- PROBLEM TO WORK ON
Output only the count of lines that contain "roku".

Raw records
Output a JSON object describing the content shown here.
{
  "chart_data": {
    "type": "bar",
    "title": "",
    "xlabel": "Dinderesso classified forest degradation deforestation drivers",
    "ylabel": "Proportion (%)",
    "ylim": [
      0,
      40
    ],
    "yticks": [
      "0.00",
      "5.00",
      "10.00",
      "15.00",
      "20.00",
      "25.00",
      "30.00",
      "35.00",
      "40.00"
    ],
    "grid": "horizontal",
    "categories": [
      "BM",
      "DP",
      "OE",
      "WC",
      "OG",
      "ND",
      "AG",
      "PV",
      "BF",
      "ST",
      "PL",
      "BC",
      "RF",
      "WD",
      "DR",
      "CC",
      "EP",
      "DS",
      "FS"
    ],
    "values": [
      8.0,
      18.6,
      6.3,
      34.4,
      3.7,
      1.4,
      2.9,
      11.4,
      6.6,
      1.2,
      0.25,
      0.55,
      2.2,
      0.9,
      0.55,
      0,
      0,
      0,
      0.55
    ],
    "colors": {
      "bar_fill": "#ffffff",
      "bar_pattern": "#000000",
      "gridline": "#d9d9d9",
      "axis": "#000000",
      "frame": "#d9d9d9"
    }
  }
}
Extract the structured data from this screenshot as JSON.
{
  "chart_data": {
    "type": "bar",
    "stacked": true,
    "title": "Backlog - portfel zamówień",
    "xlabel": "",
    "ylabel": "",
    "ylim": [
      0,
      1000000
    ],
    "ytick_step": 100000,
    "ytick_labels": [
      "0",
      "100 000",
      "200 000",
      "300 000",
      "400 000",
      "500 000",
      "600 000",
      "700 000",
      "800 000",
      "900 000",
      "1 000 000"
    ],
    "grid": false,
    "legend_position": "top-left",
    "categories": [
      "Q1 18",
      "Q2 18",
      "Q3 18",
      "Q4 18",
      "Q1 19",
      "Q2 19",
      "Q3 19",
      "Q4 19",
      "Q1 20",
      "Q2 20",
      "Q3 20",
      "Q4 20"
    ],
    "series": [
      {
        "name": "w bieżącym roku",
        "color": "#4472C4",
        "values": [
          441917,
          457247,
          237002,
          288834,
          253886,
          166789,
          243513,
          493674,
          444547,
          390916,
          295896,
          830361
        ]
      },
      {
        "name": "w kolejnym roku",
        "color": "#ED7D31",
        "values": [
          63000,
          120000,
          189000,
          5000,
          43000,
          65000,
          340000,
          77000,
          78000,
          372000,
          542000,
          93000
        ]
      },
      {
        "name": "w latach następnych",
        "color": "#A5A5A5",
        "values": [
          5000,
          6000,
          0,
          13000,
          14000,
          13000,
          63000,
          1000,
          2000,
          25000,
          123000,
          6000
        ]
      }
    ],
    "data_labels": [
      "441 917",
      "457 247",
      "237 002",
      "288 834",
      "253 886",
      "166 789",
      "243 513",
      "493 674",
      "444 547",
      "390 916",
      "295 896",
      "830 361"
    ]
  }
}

- THE RESPONSE
2